**Exercise details**
Copy each line that contains the string "control".

===== Record list

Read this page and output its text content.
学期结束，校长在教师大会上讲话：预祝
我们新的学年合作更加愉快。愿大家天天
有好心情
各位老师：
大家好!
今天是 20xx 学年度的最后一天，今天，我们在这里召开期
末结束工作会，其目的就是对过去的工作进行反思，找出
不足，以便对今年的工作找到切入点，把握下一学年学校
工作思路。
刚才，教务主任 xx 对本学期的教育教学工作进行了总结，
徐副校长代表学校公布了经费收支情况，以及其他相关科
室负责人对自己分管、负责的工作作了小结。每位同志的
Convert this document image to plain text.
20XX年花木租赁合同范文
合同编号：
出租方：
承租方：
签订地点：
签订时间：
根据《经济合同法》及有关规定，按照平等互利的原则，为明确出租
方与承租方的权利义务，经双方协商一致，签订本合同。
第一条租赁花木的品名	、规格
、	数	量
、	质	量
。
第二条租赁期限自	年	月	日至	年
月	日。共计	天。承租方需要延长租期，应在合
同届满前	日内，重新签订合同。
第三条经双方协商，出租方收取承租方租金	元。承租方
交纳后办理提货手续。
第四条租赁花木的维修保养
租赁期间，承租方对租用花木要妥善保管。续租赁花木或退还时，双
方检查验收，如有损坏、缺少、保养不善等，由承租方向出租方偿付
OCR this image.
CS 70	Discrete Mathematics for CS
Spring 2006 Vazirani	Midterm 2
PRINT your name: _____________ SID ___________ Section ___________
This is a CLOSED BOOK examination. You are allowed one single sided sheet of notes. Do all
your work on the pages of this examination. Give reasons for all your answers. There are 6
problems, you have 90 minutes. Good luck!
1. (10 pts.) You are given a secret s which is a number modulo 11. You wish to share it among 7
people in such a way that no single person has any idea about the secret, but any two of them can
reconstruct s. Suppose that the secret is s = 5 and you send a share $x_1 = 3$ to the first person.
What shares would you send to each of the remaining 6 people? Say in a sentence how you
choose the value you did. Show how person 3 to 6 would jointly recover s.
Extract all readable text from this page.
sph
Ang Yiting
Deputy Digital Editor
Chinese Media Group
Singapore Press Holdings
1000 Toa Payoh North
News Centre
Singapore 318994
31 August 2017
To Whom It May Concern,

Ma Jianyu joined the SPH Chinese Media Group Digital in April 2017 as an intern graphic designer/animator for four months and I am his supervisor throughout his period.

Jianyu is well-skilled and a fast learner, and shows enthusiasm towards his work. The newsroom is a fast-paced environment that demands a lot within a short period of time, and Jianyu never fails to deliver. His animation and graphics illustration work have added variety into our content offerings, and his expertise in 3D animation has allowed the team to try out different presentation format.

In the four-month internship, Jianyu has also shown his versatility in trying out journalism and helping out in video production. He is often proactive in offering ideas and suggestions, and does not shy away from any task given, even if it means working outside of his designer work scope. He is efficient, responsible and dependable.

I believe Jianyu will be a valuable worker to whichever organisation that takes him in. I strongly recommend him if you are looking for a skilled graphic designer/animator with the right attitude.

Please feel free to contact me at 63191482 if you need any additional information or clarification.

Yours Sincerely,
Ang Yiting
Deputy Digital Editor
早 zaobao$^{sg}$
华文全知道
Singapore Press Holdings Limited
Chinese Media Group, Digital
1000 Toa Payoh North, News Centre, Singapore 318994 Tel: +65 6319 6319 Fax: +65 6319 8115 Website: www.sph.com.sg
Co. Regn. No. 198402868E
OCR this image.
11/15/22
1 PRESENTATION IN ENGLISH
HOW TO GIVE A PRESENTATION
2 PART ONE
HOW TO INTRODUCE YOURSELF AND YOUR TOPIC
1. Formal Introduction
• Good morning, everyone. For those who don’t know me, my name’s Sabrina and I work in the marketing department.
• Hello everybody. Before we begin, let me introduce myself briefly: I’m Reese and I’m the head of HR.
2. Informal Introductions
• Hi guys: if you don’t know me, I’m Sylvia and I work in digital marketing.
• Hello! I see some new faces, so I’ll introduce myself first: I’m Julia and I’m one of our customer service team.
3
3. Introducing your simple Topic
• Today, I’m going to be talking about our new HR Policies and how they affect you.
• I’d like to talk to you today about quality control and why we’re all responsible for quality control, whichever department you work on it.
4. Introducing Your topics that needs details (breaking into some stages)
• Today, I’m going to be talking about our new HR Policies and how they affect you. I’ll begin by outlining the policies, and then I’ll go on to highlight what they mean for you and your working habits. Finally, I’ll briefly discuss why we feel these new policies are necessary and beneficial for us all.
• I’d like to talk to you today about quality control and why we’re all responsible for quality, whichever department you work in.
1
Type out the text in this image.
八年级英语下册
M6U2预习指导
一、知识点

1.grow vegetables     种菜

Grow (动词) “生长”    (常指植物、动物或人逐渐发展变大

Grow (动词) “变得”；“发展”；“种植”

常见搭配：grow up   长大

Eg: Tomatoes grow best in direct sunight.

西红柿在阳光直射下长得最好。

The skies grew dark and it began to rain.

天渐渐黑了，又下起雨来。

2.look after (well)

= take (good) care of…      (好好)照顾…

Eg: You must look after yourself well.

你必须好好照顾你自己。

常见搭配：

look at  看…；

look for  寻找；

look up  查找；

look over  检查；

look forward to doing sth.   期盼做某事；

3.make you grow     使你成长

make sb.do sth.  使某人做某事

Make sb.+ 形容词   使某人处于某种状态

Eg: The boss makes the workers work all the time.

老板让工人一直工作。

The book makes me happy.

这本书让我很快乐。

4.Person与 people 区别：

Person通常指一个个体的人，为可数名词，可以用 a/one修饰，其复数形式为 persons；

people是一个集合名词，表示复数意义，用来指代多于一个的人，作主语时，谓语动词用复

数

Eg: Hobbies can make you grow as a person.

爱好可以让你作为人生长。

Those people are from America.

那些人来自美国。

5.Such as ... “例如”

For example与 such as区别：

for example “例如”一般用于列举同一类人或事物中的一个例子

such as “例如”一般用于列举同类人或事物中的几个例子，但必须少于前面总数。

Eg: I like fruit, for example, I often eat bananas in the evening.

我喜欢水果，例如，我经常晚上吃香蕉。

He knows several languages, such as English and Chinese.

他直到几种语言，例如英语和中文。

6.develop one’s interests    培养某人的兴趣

==========

**Reply**
• I’d like to talk to you today about quality control and why we’re all responsible for quality control, whichever department you work on it.
• I’d like to talk to you today about quality control and why we’re all responsible for quality, whichever department you work in.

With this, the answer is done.